> _TASK INSTRUCTIONS_: Identify each line containing the word "Measurement" and copy it.

[A block of data]
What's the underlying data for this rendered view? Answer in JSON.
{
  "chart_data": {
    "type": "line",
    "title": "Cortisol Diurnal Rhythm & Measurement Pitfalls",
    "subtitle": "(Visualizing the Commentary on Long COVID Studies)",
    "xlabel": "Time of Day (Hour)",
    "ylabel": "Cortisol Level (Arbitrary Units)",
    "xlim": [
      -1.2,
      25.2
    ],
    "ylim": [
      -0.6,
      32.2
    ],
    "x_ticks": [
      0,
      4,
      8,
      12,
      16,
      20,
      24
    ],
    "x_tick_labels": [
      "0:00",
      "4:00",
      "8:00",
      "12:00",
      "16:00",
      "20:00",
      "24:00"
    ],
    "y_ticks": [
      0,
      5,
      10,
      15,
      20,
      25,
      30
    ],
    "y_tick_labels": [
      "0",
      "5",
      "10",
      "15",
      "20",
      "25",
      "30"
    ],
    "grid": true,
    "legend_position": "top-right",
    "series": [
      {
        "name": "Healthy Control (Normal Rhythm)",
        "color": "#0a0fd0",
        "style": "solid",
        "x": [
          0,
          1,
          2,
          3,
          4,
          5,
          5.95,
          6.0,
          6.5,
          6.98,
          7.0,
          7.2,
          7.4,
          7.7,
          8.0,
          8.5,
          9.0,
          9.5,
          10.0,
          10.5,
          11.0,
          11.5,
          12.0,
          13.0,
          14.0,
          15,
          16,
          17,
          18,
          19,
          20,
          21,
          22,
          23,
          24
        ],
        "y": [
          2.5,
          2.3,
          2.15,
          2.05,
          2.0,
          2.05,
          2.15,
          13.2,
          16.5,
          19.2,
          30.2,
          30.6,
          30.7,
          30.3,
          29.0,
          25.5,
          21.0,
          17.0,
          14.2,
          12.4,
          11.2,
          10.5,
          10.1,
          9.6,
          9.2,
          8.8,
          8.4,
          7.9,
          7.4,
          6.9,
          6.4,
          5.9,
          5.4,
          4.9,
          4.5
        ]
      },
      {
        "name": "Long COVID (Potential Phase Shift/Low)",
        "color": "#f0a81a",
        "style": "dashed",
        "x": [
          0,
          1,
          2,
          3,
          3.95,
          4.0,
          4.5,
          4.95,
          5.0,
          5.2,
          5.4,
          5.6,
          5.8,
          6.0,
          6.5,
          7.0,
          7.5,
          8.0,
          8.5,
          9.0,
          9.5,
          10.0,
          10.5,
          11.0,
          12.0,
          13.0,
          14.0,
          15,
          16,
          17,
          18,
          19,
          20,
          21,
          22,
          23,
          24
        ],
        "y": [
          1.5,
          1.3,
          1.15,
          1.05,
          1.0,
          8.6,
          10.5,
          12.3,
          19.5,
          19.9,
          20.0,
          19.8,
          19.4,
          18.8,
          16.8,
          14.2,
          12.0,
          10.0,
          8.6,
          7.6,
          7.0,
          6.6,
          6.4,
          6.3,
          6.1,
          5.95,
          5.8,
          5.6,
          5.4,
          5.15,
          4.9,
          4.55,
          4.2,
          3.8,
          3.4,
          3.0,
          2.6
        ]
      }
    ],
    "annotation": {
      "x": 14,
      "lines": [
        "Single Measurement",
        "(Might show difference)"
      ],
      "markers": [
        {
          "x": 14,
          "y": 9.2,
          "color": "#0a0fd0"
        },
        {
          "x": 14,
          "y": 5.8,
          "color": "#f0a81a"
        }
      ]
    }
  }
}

> _WRITTEN ANSWER_:
    "title": "Cortisol Diurnal Rhythm & Measurement Pitfalls",
        "Single Measurement",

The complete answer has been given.